▶ _INFORMATION SHOWN_
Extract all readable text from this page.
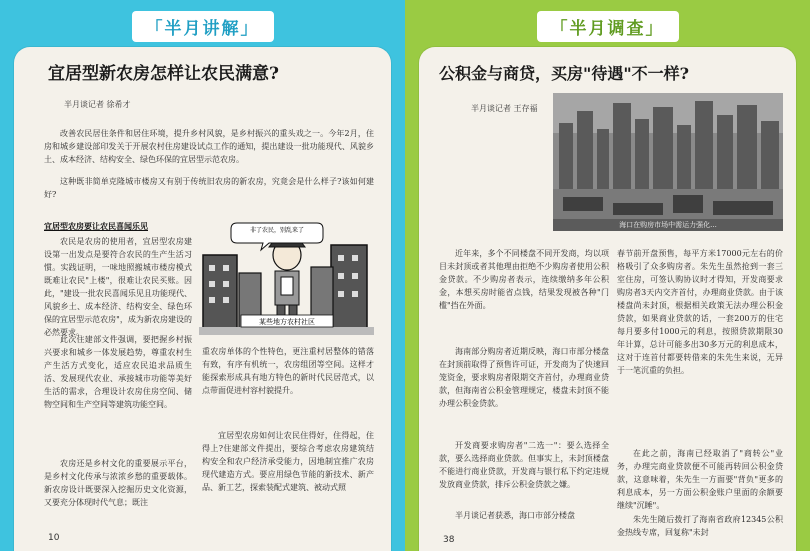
「半月讲解」
宜居型新农房怎样让农民满意?
半月谈记者 徐希才

改善农民居住条件和居住环境，提升乡村风貌，是乡村振兴的重头戏之一。今年2月，住房和城乡建设部印发关于开展农村住房建设试点工作的通知，提出建设一批功能现代、风貌乡土、成本经济、结构安全、绿色环保的宜居型示范农房。

这种既非简单克隆城市楼房又有别于传统旧农房的新农房，究竟会是什么样子?该如何建好?

宜居型农房要让农民喜闻乐见

农民是农房的使用者，宜居型农房建设第一出发点是要符合农民的生产生活习惯。实践证明，一味地照搬城市楼房模式既难让农民"上楼"，很难让农民买账。因此，"建设一批农民喜闻乐见且功能现代、风貌乡土、成本经济、结构安全、绿色环保的宜居型示范农房"，成为新农房建设的必然要求。

此次住建部文件强调，要把握乡村振兴要求和城乡一体发展趋势，尊重农村生产生活方式变化，适应农民追求品质生活、发展现代农业、承接城市功能等美好生活的需求，合理设计农房住房空间、储物空间和生产空间等建筑功能空间。

农房还是乡村文化的重要展示平台，是乡村文化传承与浓浓乡愁的重要载体。新农房设计既要深入挖掘历史文化资源，又要充分体现时代气息；既注

非了农民，别乱来了
某些地方农村社区

重农房单体的个性特色，更注重村居整体的错落有致，有序有机统一，农房组团等空间。这样才能探索形成具有地方特色的新时代民居范式，以点带面促进村容村貌提升。

宜居型农房如何让农民住得好，住得起，住得上?住建部文件提出，要综合考虑农房建筑结构安全和农户经济承受能力，因地制宜推广农房现代建造方式。要应用绿色节能的新技术、新产品、新工艺，探索装配式建筑、被动式照

10
「半月调查」
公积金与商贷，买房"待遇"不一样?
半月谈记者 王存福
海口在购房市场中需运力强化...

近年来，多个不同楼盘不同开发商，均以项目未封顶或者其他理由拒绝不少购房者使用公积金贷款。不少购房者表示，连续缴纳多年公积金，本想买房时能省点钱，结果发现被各种"门槛"挡在外面。

海南部分购房者近期反映，海口市部分楼盘在封顶前取得了预售许可证，开发商为了快速回笼资金，要求购房者限期交齐首付，办理商业贷款，但海南省公积金管理规定，楼盘未封顶不能办理公积金贷款。

开发商要求购房者"二选一"：要么选择全款，要么选择商业贷款。但事实上，未封顶楼盘不能进行商业贷款，开发商与银行私下约定违规发放商业贷款，排斥公积金贷款之嫌。

半月谈记者获悉，海口市部分楼盘

春节前开盘预售，每平方米17000元左右的价格吸引了众多购房者。朱先生虽然抢到一套三室住房，可签认购协议时才得知，开发商要求购房者3天内交齐首付，办理商业贷款。由于该楼盘尚未封顶，根据相关政策无法办理公积金贷款，如果商业贷款的话，一套200万的住宅每月要多付1000元的利息，按照贷款期限30年计算，总计可能多出30多万元的利息成本，这对于连首付都要转借来的朱先生来说，无异于一笔沉重的负担。

在此之前，海南已经取消了"商转公"业务，办理完商业贷款便不可能再转回公积金贷款，这意味着，朱先生一方面要"背负"更多的利息成本，另一方面公积金账户里面的余额要继续"沉睡"。

朱先生随后拨打了海南省政府12345公积金热线专席，回复称"未封

38
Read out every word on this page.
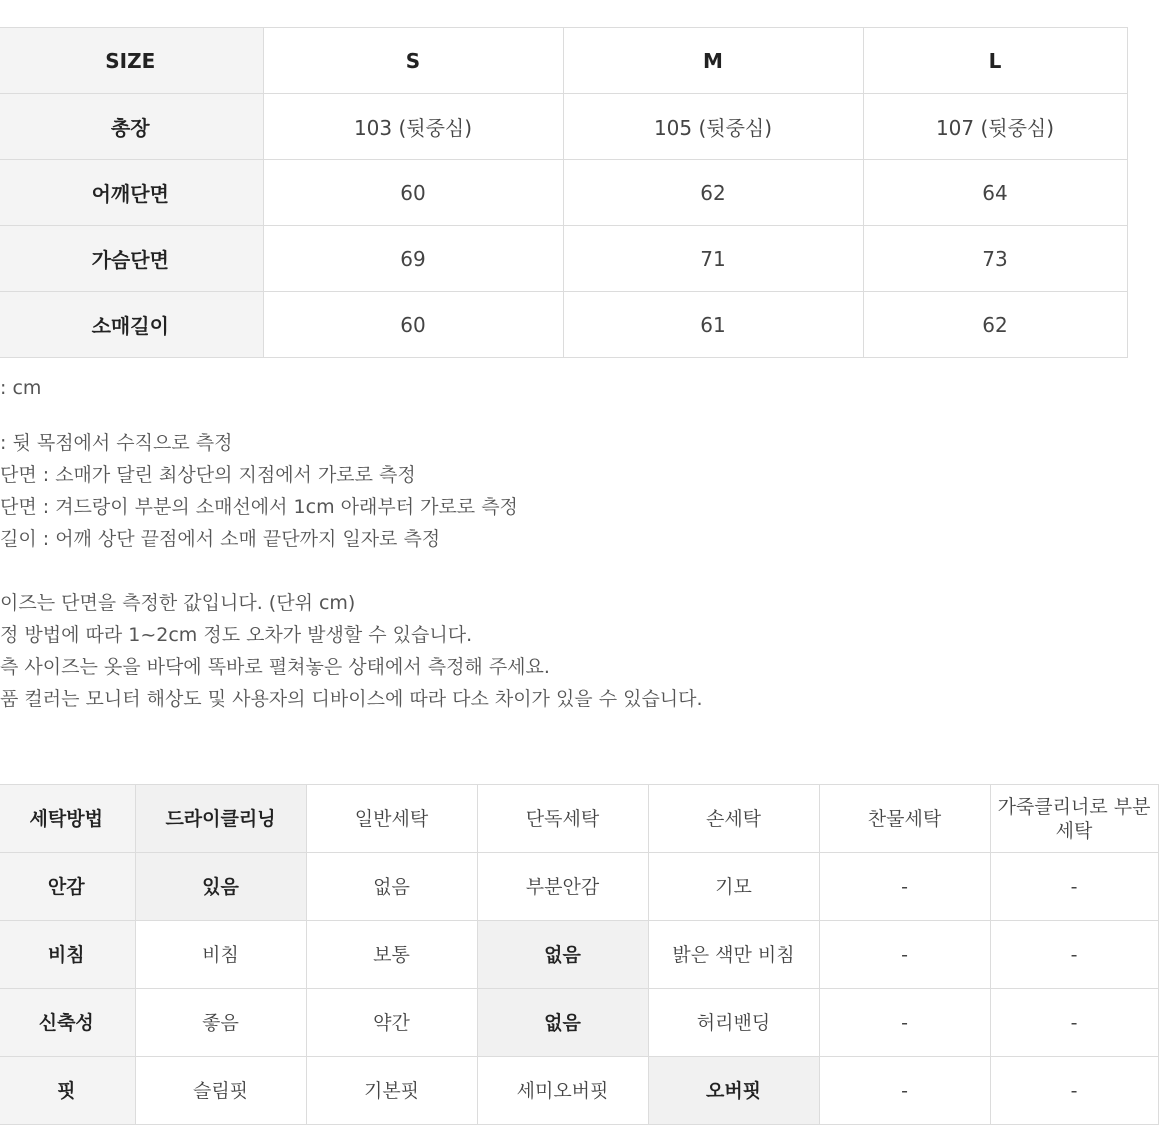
SIZE	S	M	L
총장	103 (뒷중심)	105 (뒷중심)	107 (뒷중심)
어깨단면	60	62	64
가슴단면	69	71	73
소매길이	60	61	62
: cm
: 뒷 목점에서 수직으로 측정
단면 : 소매가 달린 최상단의 지점에서 가로로 측정
단면 : 겨드랑이 부분의 소매선에서 1cm 아래부터 가로로 측정
길이 : 어깨 상단 끝점에서 소매 끝단까지 일자로 측정
이즈는 단면을 측정한 값입니다. (단위 cm)
정 방법에 따라 1~2cm 정도 오차가 발생할 수 있습니다.
측 사이즈는 옷을 바닥에 똑바로 펼쳐놓은 상태에서 측정해 주세요.
품 컬러는 모니터 해상도 및 사용자의 디바이스에 따라 다소 차이가 있을 수 있습니다.
세탁방법	드라이클리닝	일반세탁	단독세탁	손세탁	찬물세탁	가죽클리너로 부분세탁
안감	있음	없음	부분안감	기모	-	-
비침	비침	보통	없음	밝은 색만 비침	-	-
신축성	좋음	약간	없음	허리밴딩	-	-
핏	슬림핏	기본핏	세미오버핏	오버핏	-	-
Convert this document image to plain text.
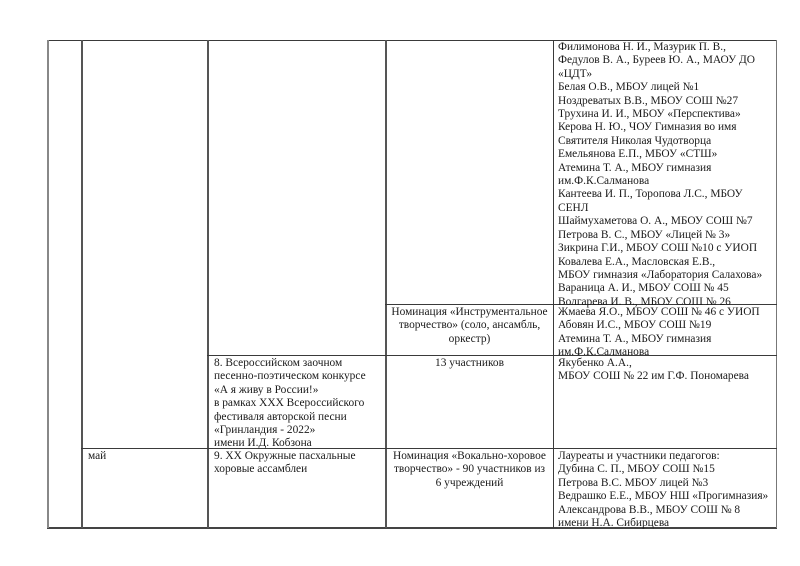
Филимонова Н. И., Мазурик П. В.,
Федулов В. А., Буреев Ю. А., МАОУ ДО
«ЦДТ»
Белая О.В., МБОУ лицей №1
Ноздреватых В.В., МБОУ СОШ №27
Трухина И. И., МБОУ «Перспектива»
Керова Н. Ю., ЧОУ Гимназия во имя
Святителя Николая Чудотворца
Емельянова Е.П., МБОУ «СТШ»
Атемина Т. А., МБОУ гимназия
им.Ф.К.Салманова
Кантеева И. П., Торопова Л.С., МБОУ
СЕНЛ
Шаймухаметова О. А., МБОУ СОШ №7
Петрова В. С., МБОУ «Лицей № 3»
Зикрина Г.И., МБОУ СОШ №10 с УИОП
Ковалева Е.А., Масловская Е.В.,
МБОУ гимназия «Лаборатория Салахова»
Вараница А. И., МБОУ СОШ № 45
Волгарева И. В., МБОУ СОШ № 26
Номинация «Инструментальное
творчество» (соло, ансамбль,
оркестр)
Жмаева Я.О., МБОУ СОШ № 46 с УИОП
Абовян И.С., МБОУ СОШ №19
Атемина Т. А., МБОУ гимназия
им.Ф.К.Салманова
8. Всероссийском заочном
песенно-поэтическом конкурсе
«А я живу в России!»
в рамках XXX Всероссийского
фестиваля авторской песни
«Гринландия - 2022»
имени И.Д. Кобзона
13 участников	Якубенко А.А.,
МБОУ СОШ № 22 им Г.Ф. Пономарева
май	9. XX Окружные пасхальные
хоровые ассамблеи
Номинация «Вокально-хоровое
творчество» - 90 участников из
6 учреждений
Лауреаты и участники педагогов:
Дубина С. П., МБОУ СОШ №15
Петрова В.С. МБОУ лицей №3
Ведрашко Е.Е., МБОУ НШ «Прогимназия»
Александрова В.В., МБОУ СОШ № 8
имени Н.А. Сибирцева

▶ _WORK REQUIRED_
Output the records above exactly as they are, leaving out the pictures.

▶ _TASK ANSWER_
Extract all readable text from this page.
「半月讲解」
宜居型新农房怎样让农民满意?
半月谈记者 徐希才

改善农民居住条件和居住环境，提升乡村风貌，是乡村振兴的重头戏之一。今年2月，住房和城乡建设部印发关于开展农村住房建设试点工作的通知，提出建设一批功能现代、风貌乡土、成本经济、结构安全、绿色环保的宜居型示范农房。

这种既非简单克隆城市楼房又有别于传统旧农房的新农房，究竟会是什么样子?该如何建好?

宜居型农房要让农民喜闻乐见

农民是农房的使用者，宜居型农房建设第一出发点是要符合农民的生产生活习惯。实践证明，一味地照搬城市楼房模式既难让农民"上楼"，很难让农民买账。因此，"建设一批农民喜闻乐见且功能现代、风貌乡土、成本经济、结构安全、绿色环保的宜居型示范农房"，成为新农房建设的必然要求。

此次住建部文件强调，要把握乡村振兴要求和城乡一体发展趋势，尊重农村生产生活方式变化，适应农民追求品质生活、发展现代农业、承接城市功能等美好生活的需求，合理设计农房住房空间、储物空间和生产空间等建筑功能空间。

农房还是乡村文化的重要展示平台，是乡村文化传承与浓浓乡愁的重要载体。新农房设计既要深入挖掘历史文化资源，又要充分体现时代气息；既注

非了农民，别乱来了
某些地方农村社区

重农房单体的个性特色，更注重村居整体的错落有致，有序有机统一，农房组团等空间。这样才能探索形成具有地方特色的新时代民居范式，以点带面促进村容村貌提升。

宜居型农房如何让农民住得好，住得起，住得上?住建部文件提出，要综合考虑农房建筑结构安全和农户经济承受能力，因地制宜推广农房现代建造方式。要应用绿色节能的新技术、新产品、新工艺，探索装配式建筑、被动式照

10
「半月调查」
公积金与商贷，买房"待遇"不一样?
半月谈记者 王存福
海口在购房市场中需运力强化...

近年来，多个不同楼盘不同开发商，均以项目未封顶或者其他理由拒绝不少购房者使用公积金贷款。不少购房者表示，连续缴纳多年公积金，本想买房时能省点钱，结果发现被各种"门槛"挡在外面。

海南部分购房者近期反映，海口市部分楼盘在封顶前取得了预售许可证，开发商为了快速回笼资金，要求购房者限期交齐首付，办理商业贷款，但海南省公积金管理规定，楼盘未封顶不能办理公积金贷款。

开发商要求购房者"二选一"：要么选择全款，要么选择商业贷款。但事实上，未封顶楼盘不能进行商业贷款，开发商与银行私下约定违规发放商业贷款，排斥公积金贷款之嫌。

半月谈记者获悉，海口市部分楼盘

春节前开盘预售，每平方米17000元左右的价格吸引了众多购房者。朱先生虽然抢到一套三室住房，可签认购协议时才得知，开发商要求购房者3天内交齐首付，办理商业贷款。由于该楼盘尚未封顶，根据相关政策无法办理公积金贷款，如果商业贷款的话，一套200万的住宅每月要多付1000元的利息，按照贷款期限30年计算，总计可能多出30多万元的利息成本，这对于连首付都要转借来的朱先生来说，无异于一笔沉重的负担。

在此之前，海南已经取消了"商转公"业务，办理完商业贷款便不可能再转回公积金贷款，这意味着，朱先生一方面要"背负"更多的利息成本，另一方面公积金账户里面的余额要继续"沉睡"。

朱先生随后拨打了海南省政府12345公积金热线专席，回复称"未封

38
Read out every word on this page.
SIZE	S	M	L
총장	103 (뒷중심)	105 (뒷중심)	107 (뒷중심)
어깨단면	60	62	64
가슴단면	69	71	73
소매길이	60	61	62
: cm
: 뒷 목점에서 수직으로 측정
단면 : 소매가 달린 최상단의 지점에서 가로로 측정
단면 : 겨드랑이 부분의 소매선에서 1cm 아래부터 가로로 측정
길이 : 어깨 상단 끝점에서 소매 끝단까지 일자로 측정
이즈는 단면을 측정한 값입니다. (단위 cm)
정 방법에 따라 1~2cm 정도 오차가 발생할 수 있습니다.
측 사이즈는 옷을 바닥에 똑바로 펼쳐놓은 상태에서 측정해 주세요.
품 컬러는 모니터 해상도 및 사용자의 디바이스에 따라 다소 차이가 있을 수 있습니다.
세탁방법	드라이클리닝	일반세탁	단독세탁	손세탁	찬물세탁	가죽클리너로 부분세탁
안감	있음	없음	부분안감	기모	-	-
비침	비침	보통	없음	밝은 색만 비침	-	-
신축성	좋음	약간	없음	허리밴딩	-	-
핏	슬림핏	기본핏	세미오버핏	오버핏	-	-
Convert this document image to plain text.
Филимонова Н. И., Мазурик П. В.,
Федулов В. А., Буреев Ю. А., МАОУ ДО
«ЦДТ»
Белая О.В., МБОУ лицей №1
Ноздреватых В.В., МБОУ СОШ №27
Трухина И. И., МБОУ «Перспектива»
Керова Н. Ю., ЧОУ Гимназия во имя
Святителя Николая Чудотворца
Емельянова Е.П., МБОУ «СТШ»
Атемина Т. А., МБОУ гимназия
им.Ф.К.Салманова
Кантеева И. П., Торопова Л.С., МБОУ
СЕНЛ
Шаймухаметова О. А., МБОУ СОШ №7
Петрова В. С., МБОУ «Лицей № 3»
Зикрина Г.И., МБОУ СОШ №10 с УИОП
Ковалева Е.А., Масловская Е.В.,
МБОУ гимназия «Лаборатория Салахова»
Вараница А. И., МБОУ СОШ № 45
Волгарева И. В., МБОУ СОШ № 26
Номинация «Инструментальное
творчество» (соло, ансамбль,
оркестр)
Жмаева Я.О., МБОУ СОШ № 46 с УИОП
Абовян И.С., МБОУ СОШ №19
Атемина Т. А., МБОУ гимназия
им.Ф.К.Салманова
8. Всероссийском заочном
песенно-поэтическом конкурсе
«А я живу в России!»
в рамках XXX Всероссийского
фестиваля авторской песни
«Гринландия - 2022»
имени И.Д. Кобзона
13 участников	Якубенко А.А.,
МБОУ СОШ № 22 им Г.Ф. Пономарева
май	9. XX Окружные пасхальные
хоровые ассамблеи
Номинация «Вокально-хоровое
творчество» - 90 участников из
6 учреждений
Лауреаты и участники педагогов:
Дубина С. П., МБОУ СОШ №15
Петрова В.С. МБОУ лицей №3
Ведрашко Е.Е., МБОУ НШ «Прогимназия»
Александрова В.В., МБОУ СОШ № 8
имени Н.А. Сибирцева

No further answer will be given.